=== What the task asks ===
Search the material for "Management" and show all lines that contain it.

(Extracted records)
------------

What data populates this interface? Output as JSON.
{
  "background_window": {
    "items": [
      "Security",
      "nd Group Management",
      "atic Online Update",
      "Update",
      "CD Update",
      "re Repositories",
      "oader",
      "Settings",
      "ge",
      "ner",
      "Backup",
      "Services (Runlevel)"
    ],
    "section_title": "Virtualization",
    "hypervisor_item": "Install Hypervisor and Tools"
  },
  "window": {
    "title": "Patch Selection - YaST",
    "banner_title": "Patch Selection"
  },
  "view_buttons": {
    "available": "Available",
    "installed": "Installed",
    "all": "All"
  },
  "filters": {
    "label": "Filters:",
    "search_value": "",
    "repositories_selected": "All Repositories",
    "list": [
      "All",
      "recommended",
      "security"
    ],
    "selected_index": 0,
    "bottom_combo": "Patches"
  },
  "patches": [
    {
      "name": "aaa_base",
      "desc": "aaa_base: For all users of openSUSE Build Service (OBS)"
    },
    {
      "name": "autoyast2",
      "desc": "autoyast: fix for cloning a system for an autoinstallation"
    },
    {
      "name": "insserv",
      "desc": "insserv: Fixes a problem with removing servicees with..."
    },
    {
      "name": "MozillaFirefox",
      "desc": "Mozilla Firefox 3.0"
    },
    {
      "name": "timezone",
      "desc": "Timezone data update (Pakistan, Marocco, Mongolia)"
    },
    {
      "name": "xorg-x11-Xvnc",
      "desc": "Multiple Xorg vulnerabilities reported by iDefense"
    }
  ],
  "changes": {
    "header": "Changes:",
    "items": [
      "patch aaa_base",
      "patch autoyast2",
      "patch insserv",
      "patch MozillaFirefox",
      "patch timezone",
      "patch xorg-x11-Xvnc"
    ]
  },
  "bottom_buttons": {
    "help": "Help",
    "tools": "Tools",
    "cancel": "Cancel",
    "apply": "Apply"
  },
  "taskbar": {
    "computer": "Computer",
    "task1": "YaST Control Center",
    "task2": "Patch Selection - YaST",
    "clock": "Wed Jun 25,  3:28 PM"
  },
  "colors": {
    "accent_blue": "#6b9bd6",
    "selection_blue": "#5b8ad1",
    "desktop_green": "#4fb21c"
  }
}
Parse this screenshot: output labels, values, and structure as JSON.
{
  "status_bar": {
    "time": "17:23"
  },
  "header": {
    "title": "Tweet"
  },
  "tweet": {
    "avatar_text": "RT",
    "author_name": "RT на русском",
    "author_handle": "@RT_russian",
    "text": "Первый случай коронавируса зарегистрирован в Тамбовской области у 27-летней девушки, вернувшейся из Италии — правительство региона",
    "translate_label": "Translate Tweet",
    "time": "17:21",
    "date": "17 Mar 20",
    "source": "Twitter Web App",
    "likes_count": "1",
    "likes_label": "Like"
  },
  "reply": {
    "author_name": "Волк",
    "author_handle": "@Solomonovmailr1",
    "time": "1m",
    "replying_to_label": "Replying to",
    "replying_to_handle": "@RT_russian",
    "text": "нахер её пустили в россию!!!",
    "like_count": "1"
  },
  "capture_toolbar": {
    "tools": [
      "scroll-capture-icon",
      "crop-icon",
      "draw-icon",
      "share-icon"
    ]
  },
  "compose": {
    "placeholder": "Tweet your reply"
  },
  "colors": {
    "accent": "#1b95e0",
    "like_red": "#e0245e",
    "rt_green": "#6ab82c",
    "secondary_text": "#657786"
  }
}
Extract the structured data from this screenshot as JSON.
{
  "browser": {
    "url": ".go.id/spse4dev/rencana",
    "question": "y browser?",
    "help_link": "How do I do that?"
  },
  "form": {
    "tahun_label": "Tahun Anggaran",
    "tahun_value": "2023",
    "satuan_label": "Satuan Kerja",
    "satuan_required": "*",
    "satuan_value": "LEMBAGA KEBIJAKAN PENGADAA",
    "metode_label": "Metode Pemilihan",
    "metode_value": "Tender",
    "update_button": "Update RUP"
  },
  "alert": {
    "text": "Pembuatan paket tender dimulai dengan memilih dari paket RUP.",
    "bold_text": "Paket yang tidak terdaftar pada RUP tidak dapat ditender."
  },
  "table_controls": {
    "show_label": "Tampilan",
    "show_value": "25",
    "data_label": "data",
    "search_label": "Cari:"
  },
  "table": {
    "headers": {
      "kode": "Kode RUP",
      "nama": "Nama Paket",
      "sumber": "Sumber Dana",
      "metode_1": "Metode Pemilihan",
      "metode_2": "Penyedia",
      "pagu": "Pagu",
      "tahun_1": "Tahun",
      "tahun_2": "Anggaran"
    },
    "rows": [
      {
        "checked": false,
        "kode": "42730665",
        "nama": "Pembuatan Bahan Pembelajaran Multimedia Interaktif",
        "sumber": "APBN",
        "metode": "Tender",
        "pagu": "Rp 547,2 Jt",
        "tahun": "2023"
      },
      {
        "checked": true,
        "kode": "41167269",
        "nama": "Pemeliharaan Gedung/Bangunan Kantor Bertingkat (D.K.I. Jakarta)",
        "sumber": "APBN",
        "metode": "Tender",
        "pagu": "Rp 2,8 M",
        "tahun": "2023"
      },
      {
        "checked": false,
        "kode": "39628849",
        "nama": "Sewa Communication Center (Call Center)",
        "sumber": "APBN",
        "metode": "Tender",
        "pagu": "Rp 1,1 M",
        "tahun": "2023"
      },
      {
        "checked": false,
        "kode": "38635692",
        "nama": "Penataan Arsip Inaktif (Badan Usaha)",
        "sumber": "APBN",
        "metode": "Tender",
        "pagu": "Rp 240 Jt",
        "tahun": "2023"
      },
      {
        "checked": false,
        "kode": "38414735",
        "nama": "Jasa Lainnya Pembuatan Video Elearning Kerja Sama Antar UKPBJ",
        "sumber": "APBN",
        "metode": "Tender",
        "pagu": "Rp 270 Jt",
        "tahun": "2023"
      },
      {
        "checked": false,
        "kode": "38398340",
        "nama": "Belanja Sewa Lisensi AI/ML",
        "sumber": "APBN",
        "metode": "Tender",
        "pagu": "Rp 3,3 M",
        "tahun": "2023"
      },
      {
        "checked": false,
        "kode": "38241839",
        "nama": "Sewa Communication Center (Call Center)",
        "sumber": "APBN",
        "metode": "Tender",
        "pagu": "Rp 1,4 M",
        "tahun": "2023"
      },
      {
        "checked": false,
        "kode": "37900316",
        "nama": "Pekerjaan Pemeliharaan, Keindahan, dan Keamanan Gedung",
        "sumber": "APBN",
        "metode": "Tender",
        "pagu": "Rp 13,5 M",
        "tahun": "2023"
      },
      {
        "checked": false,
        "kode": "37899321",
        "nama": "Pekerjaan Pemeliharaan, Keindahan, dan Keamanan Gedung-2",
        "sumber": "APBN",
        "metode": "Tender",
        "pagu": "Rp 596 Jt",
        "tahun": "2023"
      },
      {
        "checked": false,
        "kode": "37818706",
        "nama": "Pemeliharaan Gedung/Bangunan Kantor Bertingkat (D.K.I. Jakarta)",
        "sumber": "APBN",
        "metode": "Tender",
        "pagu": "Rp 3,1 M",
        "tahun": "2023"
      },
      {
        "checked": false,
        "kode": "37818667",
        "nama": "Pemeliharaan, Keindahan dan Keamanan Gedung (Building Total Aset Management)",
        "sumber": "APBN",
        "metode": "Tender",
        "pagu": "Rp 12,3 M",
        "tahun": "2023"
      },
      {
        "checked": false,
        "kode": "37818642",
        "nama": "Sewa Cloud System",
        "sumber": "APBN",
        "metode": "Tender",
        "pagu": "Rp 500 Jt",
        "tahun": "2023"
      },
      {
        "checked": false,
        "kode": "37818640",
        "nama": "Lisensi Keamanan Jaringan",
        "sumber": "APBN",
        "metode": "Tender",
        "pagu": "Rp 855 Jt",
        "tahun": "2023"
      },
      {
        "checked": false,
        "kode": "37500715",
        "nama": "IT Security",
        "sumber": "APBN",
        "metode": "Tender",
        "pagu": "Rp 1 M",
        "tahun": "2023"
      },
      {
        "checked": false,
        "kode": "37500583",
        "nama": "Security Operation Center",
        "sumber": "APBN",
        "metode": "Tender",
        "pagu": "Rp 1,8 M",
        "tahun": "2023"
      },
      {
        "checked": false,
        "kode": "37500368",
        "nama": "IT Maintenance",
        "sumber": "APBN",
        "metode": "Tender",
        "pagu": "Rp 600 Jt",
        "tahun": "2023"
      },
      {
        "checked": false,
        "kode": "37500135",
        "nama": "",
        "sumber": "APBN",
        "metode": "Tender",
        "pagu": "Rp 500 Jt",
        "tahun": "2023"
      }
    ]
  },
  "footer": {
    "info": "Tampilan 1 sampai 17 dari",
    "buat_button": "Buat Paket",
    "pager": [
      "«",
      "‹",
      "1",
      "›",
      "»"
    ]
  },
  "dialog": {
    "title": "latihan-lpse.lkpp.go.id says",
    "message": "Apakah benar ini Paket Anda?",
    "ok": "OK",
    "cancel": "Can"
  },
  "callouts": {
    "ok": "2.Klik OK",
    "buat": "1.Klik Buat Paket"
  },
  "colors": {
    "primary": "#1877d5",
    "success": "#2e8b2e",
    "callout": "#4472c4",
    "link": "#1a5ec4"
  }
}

------------

=== Answer to the problem ===
      "nd Group Management",
        "nama": "Pemeliharaan, Keindahan dan Keamanan Gedung (Building Total Aset Management)",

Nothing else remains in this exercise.